** Start of Records shown **
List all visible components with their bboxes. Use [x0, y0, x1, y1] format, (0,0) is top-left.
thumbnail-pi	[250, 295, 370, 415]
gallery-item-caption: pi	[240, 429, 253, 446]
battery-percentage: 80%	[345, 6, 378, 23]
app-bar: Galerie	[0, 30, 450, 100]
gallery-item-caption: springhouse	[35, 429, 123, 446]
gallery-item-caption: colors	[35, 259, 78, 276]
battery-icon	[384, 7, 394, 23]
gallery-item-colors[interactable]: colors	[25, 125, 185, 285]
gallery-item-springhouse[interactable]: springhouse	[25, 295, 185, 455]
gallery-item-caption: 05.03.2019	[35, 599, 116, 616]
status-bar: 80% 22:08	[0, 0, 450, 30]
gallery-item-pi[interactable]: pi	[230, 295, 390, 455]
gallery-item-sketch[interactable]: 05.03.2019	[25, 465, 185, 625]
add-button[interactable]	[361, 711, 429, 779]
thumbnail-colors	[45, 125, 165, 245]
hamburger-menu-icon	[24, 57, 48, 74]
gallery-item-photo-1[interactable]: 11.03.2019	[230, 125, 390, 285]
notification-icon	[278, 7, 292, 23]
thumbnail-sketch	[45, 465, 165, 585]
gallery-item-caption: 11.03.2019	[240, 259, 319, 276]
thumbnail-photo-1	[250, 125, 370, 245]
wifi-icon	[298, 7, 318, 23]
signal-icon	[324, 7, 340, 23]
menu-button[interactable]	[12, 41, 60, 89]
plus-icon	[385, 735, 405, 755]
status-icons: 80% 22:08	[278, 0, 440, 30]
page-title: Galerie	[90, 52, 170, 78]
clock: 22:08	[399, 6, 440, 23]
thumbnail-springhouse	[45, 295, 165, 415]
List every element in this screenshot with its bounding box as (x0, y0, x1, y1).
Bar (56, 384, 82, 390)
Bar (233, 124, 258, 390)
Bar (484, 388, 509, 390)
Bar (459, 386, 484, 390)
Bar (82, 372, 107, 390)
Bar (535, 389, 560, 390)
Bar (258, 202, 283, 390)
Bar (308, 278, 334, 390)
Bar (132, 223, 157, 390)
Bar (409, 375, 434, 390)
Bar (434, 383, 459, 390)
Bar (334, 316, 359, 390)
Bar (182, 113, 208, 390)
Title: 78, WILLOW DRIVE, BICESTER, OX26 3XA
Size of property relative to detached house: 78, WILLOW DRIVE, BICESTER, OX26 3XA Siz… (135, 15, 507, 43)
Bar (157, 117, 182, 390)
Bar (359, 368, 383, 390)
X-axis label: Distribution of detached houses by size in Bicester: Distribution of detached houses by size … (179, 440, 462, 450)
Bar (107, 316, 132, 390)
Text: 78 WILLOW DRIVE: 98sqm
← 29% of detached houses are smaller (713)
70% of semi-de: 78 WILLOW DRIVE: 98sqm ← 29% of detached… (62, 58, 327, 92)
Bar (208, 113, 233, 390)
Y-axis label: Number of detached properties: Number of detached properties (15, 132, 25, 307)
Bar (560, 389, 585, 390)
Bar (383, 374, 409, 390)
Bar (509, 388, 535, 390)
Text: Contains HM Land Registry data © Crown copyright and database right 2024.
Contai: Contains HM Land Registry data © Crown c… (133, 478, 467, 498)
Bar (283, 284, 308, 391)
** End of Records shown **
### The request
Reproduce the listing word for word from its first line through the line containing "70% of semi-de: 78", with both of those lines included.

### Output
List all visible components with their bboxes. Use [x0, y0, x1, y1] format, (0,0) is top-left.
thumbnail-pi	[250, 295, 370, 415]
gallery-item-caption: pi	[240, 429, 253, 446]
battery-percentage: 80%	[345, 6, 378, 23]
app-bar: Galerie	[0, 30, 450, 100]
gallery-item-caption: springhouse	[35, 429, 123, 446]
gallery-item-caption: colors	[35, 259, 78, 276]
battery-icon	[384, 7, 394, 23]
gallery-item-colors[interactable]: colors	[25, 125, 185, 285]
gallery-item-springhouse[interactable]: springhouse	[25, 295, 185, 455]
gallery-item-caption: 05.03.2019	[35, 599, 116, 616]
status-bar: 80% 22:08	[0, 0, 450, 30]
gallery-item-pi[interactable]: pi	[230, 295, 390, 455]
gallery-item-sketch[interactable]: 05.03.2019	[25, 465, 185, 625]
add-button[interactable]	[361, 711, 429, 779]
thumbnail-colors	[45, 125, 165, 245]
hamburger-menu-icon	[24, 57, 48, 74]
gallery-item-photo-1[interactable]: 11.03.2019	[230, 125, 390, 285]
notification-icon	[278, 7, 292, 23]
thumbnail-sketch	[45, 465, 165, 585]
gallery-item-caption: 11.03.2019	[240, 259, 319, 276]
thumbnail-photo-1	[250, 125, 370, 245]
wifi-icon	[298, 7, 318, 23]
signal-icon	[324, 7, 340, 23]
menu-button[interactable]	[12, 41, 60, 89]
plus-icon	[385, 735, 405, 755]
status-icons: 80% 22:08	[278, 0, 440, 30]
page-title: Galerie	[90, 52, 170, 78]
clock: 22:08	[399, 6, 440, 23]
thumbnail-springhouse	[45, 295, 165, 415]
List every element in this screenshot with its bounding box as (x0, y0, x1, y1).
Bar (56, 384, 82, 390)
Bar (233, 124, 258, 390)
Bar (484, 388, 509, 390)
Bar (459, 386, 484, 390)
Bar (82, 372, 107, 390)
Bar (535, 389, 560, 390)
Bar (258, 202, 283, 390)
Bar (308, 278, 334, 390)
Bar (132, 223, 157, 390)
Bar (409, 375, 434, 390)
Bar (434, 383, 459, 390)
Bar (334, 316, 359, 390)
Bar (182, 113, 208, 390)
Title: 78, WILLOW DRIVE, BICESTER, OX26 3XA
Size of property relative to detached house: 78, WILLOW DRIVE, BICESTER, OX26 3XA Siz… (135, 15, 507, 43)
Bar (157, 117, 182, 390)
Bar (359, 368, 383, 390)
X-axis label: Distribution of detached houses by size in Bicester: Distribution of detached houses by size … (179, 440, 462, 450)
Bar (107, 316, 132, 390)
Text: 78 WILLOW DRIVE: 98sqm
← 29% of detached houses are smaller (713)
70% of semi-de: 78 WILLOW DRIVE: 98sqm ← 29% of detached… (62, 58, 327, 92)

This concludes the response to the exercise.